TASK DIRECTIONS
Each entry has to be copied exactly, with nothing missed.

■ ■ ■

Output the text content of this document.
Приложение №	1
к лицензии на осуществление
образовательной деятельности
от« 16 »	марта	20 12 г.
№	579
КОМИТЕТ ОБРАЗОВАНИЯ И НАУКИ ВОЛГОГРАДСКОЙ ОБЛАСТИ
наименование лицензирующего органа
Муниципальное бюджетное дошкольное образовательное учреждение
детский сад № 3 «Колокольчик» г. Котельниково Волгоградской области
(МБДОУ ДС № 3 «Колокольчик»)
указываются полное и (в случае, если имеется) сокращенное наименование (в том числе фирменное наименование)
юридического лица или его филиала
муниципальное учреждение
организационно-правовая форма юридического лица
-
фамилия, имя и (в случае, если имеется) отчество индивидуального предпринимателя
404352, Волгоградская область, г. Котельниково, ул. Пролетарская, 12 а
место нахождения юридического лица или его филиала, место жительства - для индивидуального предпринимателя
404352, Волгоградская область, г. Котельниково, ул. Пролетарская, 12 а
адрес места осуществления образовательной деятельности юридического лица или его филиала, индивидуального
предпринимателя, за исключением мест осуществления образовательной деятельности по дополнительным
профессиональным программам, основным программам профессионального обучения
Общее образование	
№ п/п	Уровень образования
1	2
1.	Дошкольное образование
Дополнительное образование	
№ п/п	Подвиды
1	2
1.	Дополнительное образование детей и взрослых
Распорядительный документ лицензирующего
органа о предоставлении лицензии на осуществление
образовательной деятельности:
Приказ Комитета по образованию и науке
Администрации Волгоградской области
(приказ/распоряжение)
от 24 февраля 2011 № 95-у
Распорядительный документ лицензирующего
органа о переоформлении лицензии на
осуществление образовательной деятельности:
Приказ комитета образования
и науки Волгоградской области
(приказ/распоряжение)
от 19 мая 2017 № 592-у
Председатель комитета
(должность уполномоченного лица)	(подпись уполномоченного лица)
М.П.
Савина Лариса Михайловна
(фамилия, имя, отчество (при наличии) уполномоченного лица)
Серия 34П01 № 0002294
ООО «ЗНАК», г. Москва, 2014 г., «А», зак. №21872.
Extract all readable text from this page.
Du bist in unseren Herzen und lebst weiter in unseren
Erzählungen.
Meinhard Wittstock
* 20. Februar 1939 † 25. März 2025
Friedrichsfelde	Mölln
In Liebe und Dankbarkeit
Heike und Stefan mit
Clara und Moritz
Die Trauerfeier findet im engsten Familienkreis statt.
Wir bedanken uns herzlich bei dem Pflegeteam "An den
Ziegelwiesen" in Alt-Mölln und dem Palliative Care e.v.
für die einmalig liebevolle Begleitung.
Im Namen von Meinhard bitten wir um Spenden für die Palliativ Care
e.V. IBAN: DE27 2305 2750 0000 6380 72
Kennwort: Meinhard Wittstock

■ ■ ■

FINISHED ANSWER
Output the text content of this document.
Приложение №	1
к лицензии на осуществление
образовательной деятельности
от« 16 »	марта	20 12 г.
№	579
КОМИТЕТ ОБРАЗОВАНИЯ И НАУКИ ВОЛГОГРАДСКОЙ ОБЛАСТИ
наименование лицензирующего органа
Муниципальное бюджетное дошкольное образовательное учреждение
детский сад № 3 «Колокольчик» г. Котельниково Волгоградской области
(МБДОУ ДС № 3 «Колокольчик»)
указываются полное и (в случае, если имеется) сокращенное наименование (в том числе фирменное наименование)
юридического лица или его филиала
муниципальное учреждение
организационно-правовая форма юридического лица
-
фамилия, имя и (в случае, если имеется) отчество индивидуального предпринимателя
404352, Волгоградская область, г. Котельниково, ул. Пролетарская, 12 а
место нахождения юридического лица или его филиала, место жительства - для индивидуального предпринимателя
404352, Волгоградская область, г. Котельниково, ул. Пролетарская, 12 а
адрес места осуществления образовательной деятельности юридического лица или его филиала, индивидуального
предпринимателя, за исключением мест осуществления образовательной деятельности по дополнительным
профессиональным программам, основным программам профессионального обучения
Общее образование	
№ п/п	Уровень образования
1	2
1.	Дошкольное образование
Дополнительное образование	
№ п/п	Подвиды
1	2
1.	Дополнительное образование детей и взрослых
Распорядительный документ лицензирующего
органа о предоставлении лицензии на осуществление
образовательной деятельности:
Приказ Комитета по образованию и науке
Администрации Волгоградской области
(приказ/распоряжение)
от 24 февраля 2011 № 95-у
Распорядительный документ лицензирующего
органа о переоформлении лицензии на
осуществление образовательной деятельности:
Приказ комитета образования
и науки Волгоградской области
(приказ/распоряжение)
от 19 мая 2017 № 592-у
Председатель комитета
(должность уполномоченного лица)	(подпись уполномоченного лица)
М.П.
Савина Лариса Михайловна
(фамилия, имя, отчество (при наличии) уполномоченного лица)
Серия 34П01 № 0002294
ООО «ЗНАК», г. Москва, 2014 г., «А», зак. №21872.
Extract all readable text from this page.
Du bist in unseren Herzen und lebst weiter in unseren
Erzählungen.
Meinhard Wittstock
* 20. Februar 1939 † 25. März 2025
Friedrichsfelde	Mölln
In Liebe und Dankbarkeit
Heike und Stefan mit
Clara und Moritz
Die Trauerfeier findet im engsten Familienkreis statt.
Wir bedanken uns herzlich bei dem Pflegeteam "An den
Ziegelwiesen" in Alt-Mölln und dem Palliative Care e.v.
für die einmalig liebevolle Begleitung.
Im Namen von Meinhard bitten wir um Spenden für die Palliativ Care
e.V. IBAN: DE27 2305 2750 0000 6380 72
Kennwort: Meinhard Wittstock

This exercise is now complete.